**Aim of the exercise:**
Restate the complete material exactly.

**The records:**
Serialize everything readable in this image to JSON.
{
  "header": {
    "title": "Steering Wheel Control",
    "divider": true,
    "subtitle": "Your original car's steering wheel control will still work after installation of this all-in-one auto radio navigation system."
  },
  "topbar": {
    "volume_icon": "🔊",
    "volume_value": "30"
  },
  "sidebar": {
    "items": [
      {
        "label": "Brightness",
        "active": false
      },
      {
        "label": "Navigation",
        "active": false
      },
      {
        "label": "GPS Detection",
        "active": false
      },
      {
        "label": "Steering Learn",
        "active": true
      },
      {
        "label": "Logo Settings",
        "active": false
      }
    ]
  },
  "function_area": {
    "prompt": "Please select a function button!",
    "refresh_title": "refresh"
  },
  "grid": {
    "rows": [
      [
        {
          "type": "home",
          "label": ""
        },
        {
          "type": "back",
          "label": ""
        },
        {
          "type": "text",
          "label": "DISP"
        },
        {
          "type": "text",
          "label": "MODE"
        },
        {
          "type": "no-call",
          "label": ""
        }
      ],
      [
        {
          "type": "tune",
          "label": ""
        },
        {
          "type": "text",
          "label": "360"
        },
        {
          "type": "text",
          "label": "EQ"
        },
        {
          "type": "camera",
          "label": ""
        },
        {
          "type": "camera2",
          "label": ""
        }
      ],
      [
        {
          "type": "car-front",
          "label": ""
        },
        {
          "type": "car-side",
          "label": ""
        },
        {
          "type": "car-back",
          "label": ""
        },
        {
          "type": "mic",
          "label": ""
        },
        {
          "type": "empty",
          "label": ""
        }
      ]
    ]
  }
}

**The reply:**
Serialize everything readable in this image to JSON.
{
  "header": {
    "title": "Steering Wheel Control",
    "divider": true,
    "subtitle": "Your original car's steering wheel control will still work after installation of this all-in-one auto radio navigation system."
  },
  "topbar": {
    "volume_icon": "🔊",
    "volume_value": "30"
  },
  "sidebar": {
    "items": [
      {
        "label": "Brightness",
        "active": false
      },
      {
        "label": "Navigation",
        "active": false
      },
      {
        "label": "GPS Detection",
        "active": false
      },
      {
        "label": "Steering Learn",
        "active": true
      },
      {
        "label": "Logo Settings",
        "active": false
      }
    ]
  },
  "function_area": {
    "prompt": "Please select a function button!",
    "refresh_title": "refresh"
  },
  "grid": {
    "rows": [
      [
        {
          "type": "home",
          "label": ""
        },
        {
          "type": "back",
          "label": ""
        },
        {
          "type": "text",
          "label": "DISP"
        },
        {
          "type": "text",
          "label": "MODE"
        },
        {
          "type": "no-call",
          "label": ""
        }
      ],
      [
        {
          "type": "tune",
          "label": ""
        },
        {
          "type": "text",
          "label": "360"
        },
        {
          "type": "text",
          "label": "EQ"
        },
        {
          "type": "camera",
          "label": ""
        },
        {
          "type": "camera2",
          "label": ""
        }
      ],
      [
        {
          "type": "car-front",
          "label": ""
        },
        {
          "type": "car-side",
          "label": ""
        },
        {
          "type": "car-back",
          "label": ""
        },
        {
          "type": "mic",
          "label": ""
        },
        {
          "type": "empty",
          "label": ""
        }
      ]
    ]
  }
}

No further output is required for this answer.